### [YOUR TASK]
Copy every entry exactly as given, minus the images.

★ ★ ★ ★ ★

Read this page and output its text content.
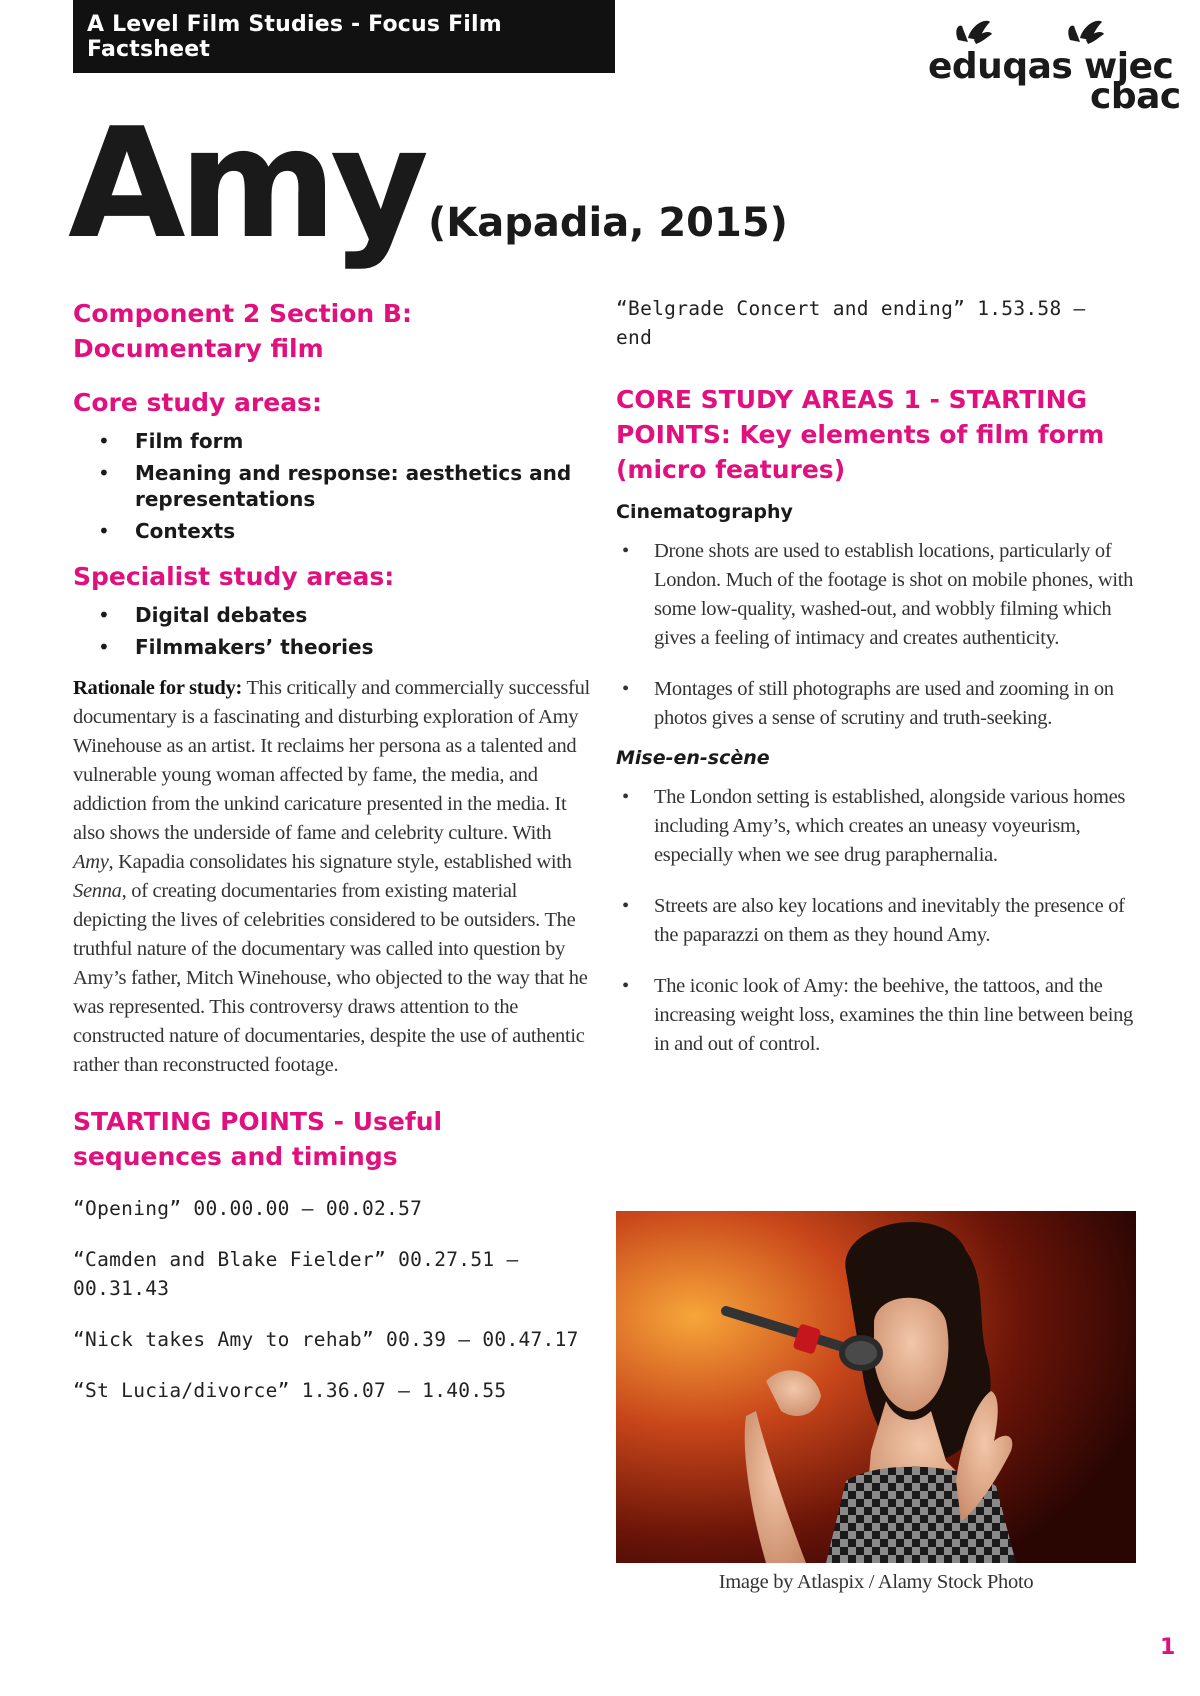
A Level Film Studies - Focus Film Factsheet	eduqas wjec
cbac
Amy (Kapadia, 2015)

Component 2 Section B:
Documentary film

Core study areas:

• Film form
• Meaning and response: aesthetics and representations
• Contexts

Specialist study areas:

• Digital debates
• Filmmakers’ theories

Rationale for study: This critically and commercially successful documentary is a fascinating and disturbing exploration of Amy Winehouse as an artist. It reclaims her persona as a talented and vulnerable young woman affected by fame, the media, and addiction from the unkind caricature presented in the media. It also shows the underside of fame and celebrity culture. With Amy, Kapadia consolidates his signature style, established with Senna, of creating documentaries from existing material depicting the lives of celebrities considered to be outsiders. The truthful nature of the documentary was called into question by Amy’s father, Mitch Winehouse, who objected to the way that he was represented. This controversy draws attention to the constructed nature of documentaries, despite the use of authentic rather than reconstructed footage.

STARTING POINTS - Useful sequences and timings

“Opening” 00.00.00 – 00.02.57

“Camden and Blake Fielder” 00.27.51 – 00.31.43

“Nick takes Amy to rehab” 00.39 – 00.47.17

“St Lucia/divorce” 1.36.07 – 1.40.55

“Belgrade Concert and ending” 1.53.58 – end

CORE STUDY AREAS 1 - STARTING POINTS: Key elements of film form (micro features)

Cinematography

• Drone shots are used to establish locations, particularly of London. Much of the footage is shot on mobile phones, with some low-quality, washed-out, and wobbly filming which gives a feeling of intimacy and creates authenticity.
• Montages of still photographs are used and zooming in on photos gives a sense of scrutiny and truth-seeking.

Mise-en-scène

• The London setting is established, alongside various homes including Amy’s, which creates an uneasy voyeurism, especially when we see drug paraphernalia.
• Streets are also key locations and inevitably the presence of the paparazzi on them as they hound Amy.
• The iconic look of Amy: the beehive, the tattoos, and the increasing weight loss, examines the thin line between being in and out of control.
Image by Atlaspix / Alamy Stock Photo
1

★ ★ ★ ★ ★

### [COMPLETE OUTPUT]
Read this page and output its text content.
A Level Film Studies - Focus Film Factsheet	eduqas wjec
cbac
Amy (Kapadia, 2015)

Component 2 Section B:
Documentary film

Core study areas:

• Film form
• Meaning and response: aesthetics and representations
• Contexts

Specialist study areas:

• Digital debates
• Filmmakers’ theories

Rationale for study: This critically and commercially successful documentary is a fascinating and disturbing exploration of Amy Winehouse as an artist. It reclaims her persona as a talented and vulnerable young woman affected by fame, the media, and addiction from the unkind caricature presented in the media. It also shows the underside of fame and celebrity culture. With Amy, Kapadia consolidates his signature style, established with Senna, of creating documentaries from existing material depicting the lives of celebrities considered to be outsiders. The truthful nature of the documentary was called into question by Amy’s father, Mitch Winehouse, who objected to the way that he was represented. This controversy draws attention to the constructed nature of documentaries, despite the use of authentic rather than reconstructed footage.

STARTING POINTS - Useful sequences and timings

“Opening” 00.00.00 – 00.02.57

“Camden and Blake Fielder” 00.27.51 – 00.31.43

“Nick takes Amy to rehab” 00.39 – 00.47.17

“St Lucia/divorce” 1.36.07 – 1.40.55

“Belgrade Concert and ending” 1.53.58 – end

CORE STUDY AREAS 1 - STARTING POINTS: Key elements of film form (micro features)

Cinematography

• Drone shots are used to establish locations, particularly of London. Much of the footage is shot on mobile phones, with some low-quality, washed-out, and wobbly filming which gives a feeling of intimacy and creates authenticity.
• Montages of still photographs are used and zooming in on photos gives a sense of scrutiny and truth-seeking.

Mise-en-scène

• The London setting is established, alongside various homes including Amy’s, which creates an uneasy voyeurism, especially when we see drug paraphernalia.
• Streets are also key locations and inevitably the presence of the paparazzi on them as they hound Amy.
• The iconic look of Amy: the beehive, the tattoos, and the increasing weight loss, examines the thin line between being in and out of control.
Image by Atlaspix / Alamy Stock Photo
1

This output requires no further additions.